* Task brief:
Copy out each line of the material below that holds the string "time".

* Entries supplied:
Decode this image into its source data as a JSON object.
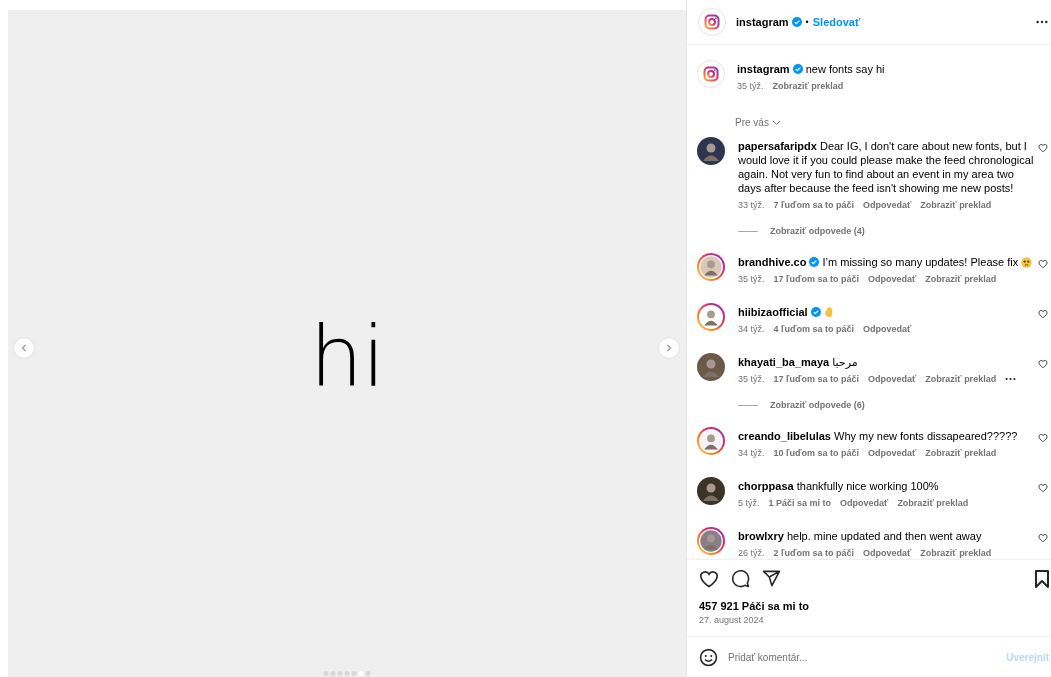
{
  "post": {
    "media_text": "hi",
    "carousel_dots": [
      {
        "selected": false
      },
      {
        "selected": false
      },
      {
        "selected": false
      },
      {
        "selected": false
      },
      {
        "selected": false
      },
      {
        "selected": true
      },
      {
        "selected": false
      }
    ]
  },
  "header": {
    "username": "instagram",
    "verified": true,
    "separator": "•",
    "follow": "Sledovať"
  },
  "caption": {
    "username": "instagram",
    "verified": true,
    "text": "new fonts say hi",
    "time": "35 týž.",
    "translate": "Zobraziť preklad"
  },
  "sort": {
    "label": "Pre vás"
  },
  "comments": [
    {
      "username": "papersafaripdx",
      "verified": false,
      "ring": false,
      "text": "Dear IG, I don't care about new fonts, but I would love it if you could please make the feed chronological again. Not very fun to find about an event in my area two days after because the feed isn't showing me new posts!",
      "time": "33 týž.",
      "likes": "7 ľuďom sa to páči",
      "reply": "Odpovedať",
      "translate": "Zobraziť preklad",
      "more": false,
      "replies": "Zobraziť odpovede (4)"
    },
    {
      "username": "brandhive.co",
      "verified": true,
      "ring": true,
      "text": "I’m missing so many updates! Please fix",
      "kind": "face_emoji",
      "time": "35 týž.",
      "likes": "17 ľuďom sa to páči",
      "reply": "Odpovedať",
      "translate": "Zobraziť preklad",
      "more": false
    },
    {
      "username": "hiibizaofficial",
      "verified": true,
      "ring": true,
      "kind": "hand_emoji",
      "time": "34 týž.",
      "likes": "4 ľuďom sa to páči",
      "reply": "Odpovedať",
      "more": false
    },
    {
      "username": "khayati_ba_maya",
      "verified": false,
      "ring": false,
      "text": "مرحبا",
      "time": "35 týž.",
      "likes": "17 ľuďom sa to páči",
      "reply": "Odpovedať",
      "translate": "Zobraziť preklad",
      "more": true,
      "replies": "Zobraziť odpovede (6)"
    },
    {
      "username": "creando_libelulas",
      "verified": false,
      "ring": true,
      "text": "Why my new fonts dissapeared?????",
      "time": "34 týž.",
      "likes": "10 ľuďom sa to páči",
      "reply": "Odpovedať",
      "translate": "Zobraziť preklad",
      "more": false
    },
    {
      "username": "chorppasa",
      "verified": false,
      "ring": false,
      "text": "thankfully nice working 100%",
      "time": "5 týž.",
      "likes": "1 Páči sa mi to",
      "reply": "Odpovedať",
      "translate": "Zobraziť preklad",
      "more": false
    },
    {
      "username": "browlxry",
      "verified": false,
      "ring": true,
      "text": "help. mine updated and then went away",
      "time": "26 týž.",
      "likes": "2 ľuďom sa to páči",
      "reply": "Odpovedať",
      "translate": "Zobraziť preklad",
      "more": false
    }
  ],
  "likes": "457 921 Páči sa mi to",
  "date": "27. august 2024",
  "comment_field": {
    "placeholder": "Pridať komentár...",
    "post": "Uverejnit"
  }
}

* Problem solution:
    "time": "35 týž.",
      "time": "33 týž.",
      "time": "35 týž.",
      "time": "34 týž.",
      "time": "35 týž.",
      "time": "34 týž.",
      "time": "5 týž.",
      "time": "26 týž.",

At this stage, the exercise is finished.